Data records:
__________

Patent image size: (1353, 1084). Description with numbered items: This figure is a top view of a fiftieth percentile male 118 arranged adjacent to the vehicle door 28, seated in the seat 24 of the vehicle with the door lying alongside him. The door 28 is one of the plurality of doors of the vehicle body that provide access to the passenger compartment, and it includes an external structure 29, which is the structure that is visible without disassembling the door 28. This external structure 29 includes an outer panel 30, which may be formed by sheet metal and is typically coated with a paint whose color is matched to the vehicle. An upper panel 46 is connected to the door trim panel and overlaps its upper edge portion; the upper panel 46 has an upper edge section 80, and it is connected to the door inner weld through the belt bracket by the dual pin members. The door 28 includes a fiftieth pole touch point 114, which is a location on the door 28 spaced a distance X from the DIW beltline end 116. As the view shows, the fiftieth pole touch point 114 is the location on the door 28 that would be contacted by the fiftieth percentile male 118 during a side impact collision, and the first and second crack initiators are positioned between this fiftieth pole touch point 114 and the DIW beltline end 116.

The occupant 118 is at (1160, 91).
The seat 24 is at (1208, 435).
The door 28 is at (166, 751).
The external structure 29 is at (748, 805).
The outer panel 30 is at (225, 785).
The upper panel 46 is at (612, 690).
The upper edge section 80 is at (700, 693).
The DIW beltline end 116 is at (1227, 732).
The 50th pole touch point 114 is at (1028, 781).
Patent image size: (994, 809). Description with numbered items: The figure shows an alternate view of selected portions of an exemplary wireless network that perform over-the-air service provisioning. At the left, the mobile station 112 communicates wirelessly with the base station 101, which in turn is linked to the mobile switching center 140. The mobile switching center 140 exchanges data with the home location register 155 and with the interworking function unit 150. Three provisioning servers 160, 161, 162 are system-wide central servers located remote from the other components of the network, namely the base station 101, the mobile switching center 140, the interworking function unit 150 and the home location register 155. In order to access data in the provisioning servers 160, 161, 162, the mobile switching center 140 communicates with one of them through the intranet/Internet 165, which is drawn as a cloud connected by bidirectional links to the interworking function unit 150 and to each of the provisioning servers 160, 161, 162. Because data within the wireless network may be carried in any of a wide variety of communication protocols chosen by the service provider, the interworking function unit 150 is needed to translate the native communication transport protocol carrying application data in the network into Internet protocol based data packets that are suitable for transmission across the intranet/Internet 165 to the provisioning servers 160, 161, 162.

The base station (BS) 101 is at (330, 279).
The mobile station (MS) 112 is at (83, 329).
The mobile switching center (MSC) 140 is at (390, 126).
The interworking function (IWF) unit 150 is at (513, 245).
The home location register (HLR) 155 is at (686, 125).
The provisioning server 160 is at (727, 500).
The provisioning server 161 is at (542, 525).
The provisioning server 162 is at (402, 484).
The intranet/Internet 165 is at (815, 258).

__________

REQUEST: Count the lines of the material above that contain the string "outer", treating uppercase and lowercase as different. Give only the number.

SOLUTION TO THE EXERCISE: 2